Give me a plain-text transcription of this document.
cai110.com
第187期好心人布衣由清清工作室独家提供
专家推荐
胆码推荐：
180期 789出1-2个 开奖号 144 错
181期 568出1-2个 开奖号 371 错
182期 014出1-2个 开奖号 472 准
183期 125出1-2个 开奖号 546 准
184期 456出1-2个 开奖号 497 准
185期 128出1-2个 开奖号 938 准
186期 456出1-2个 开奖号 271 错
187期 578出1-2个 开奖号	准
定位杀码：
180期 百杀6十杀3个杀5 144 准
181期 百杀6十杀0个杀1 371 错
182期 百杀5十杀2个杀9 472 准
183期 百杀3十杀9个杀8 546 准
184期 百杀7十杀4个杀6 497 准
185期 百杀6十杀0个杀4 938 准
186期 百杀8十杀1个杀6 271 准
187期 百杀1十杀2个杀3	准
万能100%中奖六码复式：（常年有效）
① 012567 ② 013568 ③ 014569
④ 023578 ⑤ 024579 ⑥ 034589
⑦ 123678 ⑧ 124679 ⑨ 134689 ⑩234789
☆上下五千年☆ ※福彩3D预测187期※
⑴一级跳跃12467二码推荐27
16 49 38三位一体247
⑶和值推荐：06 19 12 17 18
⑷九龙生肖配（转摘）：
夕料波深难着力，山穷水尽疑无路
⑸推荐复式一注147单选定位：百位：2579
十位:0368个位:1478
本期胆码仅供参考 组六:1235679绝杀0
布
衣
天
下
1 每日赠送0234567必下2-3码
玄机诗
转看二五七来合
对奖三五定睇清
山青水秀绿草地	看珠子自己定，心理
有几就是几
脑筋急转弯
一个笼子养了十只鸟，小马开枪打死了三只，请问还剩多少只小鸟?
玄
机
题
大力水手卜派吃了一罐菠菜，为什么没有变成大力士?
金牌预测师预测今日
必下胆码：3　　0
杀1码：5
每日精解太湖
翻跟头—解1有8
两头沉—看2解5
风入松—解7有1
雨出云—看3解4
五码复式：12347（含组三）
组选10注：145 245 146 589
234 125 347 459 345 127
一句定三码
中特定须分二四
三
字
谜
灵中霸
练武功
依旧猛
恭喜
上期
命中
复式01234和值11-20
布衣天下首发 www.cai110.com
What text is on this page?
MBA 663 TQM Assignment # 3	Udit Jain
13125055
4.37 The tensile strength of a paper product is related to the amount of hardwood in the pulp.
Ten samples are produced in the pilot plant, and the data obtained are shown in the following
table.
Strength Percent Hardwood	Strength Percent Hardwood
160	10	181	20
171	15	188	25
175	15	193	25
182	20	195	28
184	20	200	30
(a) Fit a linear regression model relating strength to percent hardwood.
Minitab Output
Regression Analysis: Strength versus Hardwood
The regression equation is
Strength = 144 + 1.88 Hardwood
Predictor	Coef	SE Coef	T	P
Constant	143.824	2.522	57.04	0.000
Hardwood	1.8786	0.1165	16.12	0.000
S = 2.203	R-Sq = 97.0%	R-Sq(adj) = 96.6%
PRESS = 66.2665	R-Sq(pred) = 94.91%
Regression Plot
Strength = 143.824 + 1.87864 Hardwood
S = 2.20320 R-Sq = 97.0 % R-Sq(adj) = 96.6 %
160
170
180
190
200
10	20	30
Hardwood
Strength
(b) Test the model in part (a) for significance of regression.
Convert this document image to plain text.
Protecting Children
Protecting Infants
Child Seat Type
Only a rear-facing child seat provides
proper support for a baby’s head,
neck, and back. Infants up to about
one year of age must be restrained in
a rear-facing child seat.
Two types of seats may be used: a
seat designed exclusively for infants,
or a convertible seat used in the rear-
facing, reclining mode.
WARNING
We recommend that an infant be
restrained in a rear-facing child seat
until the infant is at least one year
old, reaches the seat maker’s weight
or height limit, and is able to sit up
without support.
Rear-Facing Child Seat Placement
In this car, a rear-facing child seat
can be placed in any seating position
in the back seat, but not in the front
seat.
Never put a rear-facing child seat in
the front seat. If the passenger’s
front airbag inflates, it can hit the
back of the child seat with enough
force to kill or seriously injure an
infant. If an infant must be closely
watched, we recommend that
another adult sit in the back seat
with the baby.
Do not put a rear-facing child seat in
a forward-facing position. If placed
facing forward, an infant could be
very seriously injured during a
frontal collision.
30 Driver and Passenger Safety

————

Challenge:
In the records above, find each line with the word "support" and copy it.

Finished exercise:
proper support for a baby’s head,
without support.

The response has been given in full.